Data entries:
[Start of section]

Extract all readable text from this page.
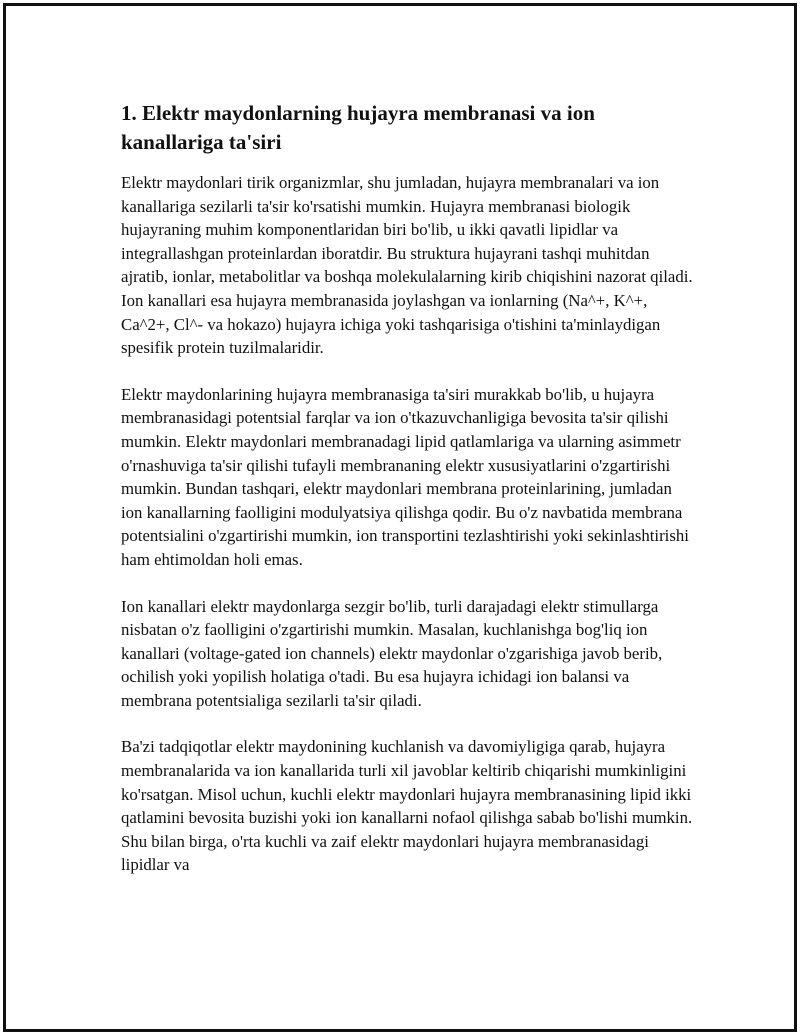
1. Elektr maydonlarning hujayra membranasi va ion kanallariga ta'siri

Elektr maydonlari tirik organizmlar, shu jumladan, hujayra membranalari va ion kanallariga sezilarli ta'sir ko'rsatishi mumkin. Hujayra membranasi biologik hujayraning muhim komponentlaridan biri bo'lib, u ikki qavatli lipidlar va integrallashgan proteinlardan iboratdir. Bu struktura hujayrani tashqi muhitdan ajratib, ionlar, metabolitlar va boshqa molekulalarning kirib chiqishini nazorat qiladi. Ion kanallari esa hujayra membranasida joylashgan va ionlarning (Na^+, K^+, Ca^2+, Cl^- va hokazo) hujayra ichiga yoki tashqarisiga o'tishini ta'minlaydigan spesifik protein tuzilmalaridir.

Elektr maydonlarining hujayra membranasiga ta'siri murakkab bo'lib, u hujayra membranasidagi potentsial farqlar va ion o'tkazuvchanligiga bevosita ta'sir qilishi mumkin. Elektr maydonlari membranadagi lipid qatlamlariga va ularning asimmetr o'rnashuviga ta'sir qilishi tufayli membrananing elektr xususiyatlarini o'zgartirishi mumkin. Bundan tashqari, elektr maydonlari membrana proteinlarining, jumladan ion kanallarning faolligini modulyatsiya qilishga qodir. Bu o'z navbatida membrana potentsialini o'zgartirishi mumkin, ion transportini tezlashtirishi yoki sekinlashtirishi ham ehtimoldan holi emas.

Ion kanallari elektr maydonlarga sezgir bo'lib, turli darajadagi elektr stimullarga nisbatan o'z faolligini o'zgartirishi mumkin. Masalan, kuchlanishga bog'liq ion kanallari (voltage-gated ion channels) elektr maydonlar o'zgarishiga javob berib, ochilish yoki yopilish holatiga o'tadi. Bu esa hujayra ichidagi ion balansi va membrana potentsialiga sezilarli ta'sir qiladi.

Ba'zi tadqiqotlar elektr maydonining kuchlanish va davomiyligiga qarab, hujayra membranalarida va ion kanallarida turli xil javoblar keltirib chiqarishi mumkinligini ko'rsatgan. Misol uchun, kuchli elektr maydonlari hujayra membranasining lipid ikki qatlamini bevosita buzishi yoki ion kanallarni nofaol qilishga sabab bo'lishi mumkin. Shu bilan birga, o'rta kuchli va zaif elektr maydonlari hujayra membranasidagi lipidlar va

[End of section]

Activity: Number of lines above that include "kanallariga": state it and nothing else.

Finished task: 2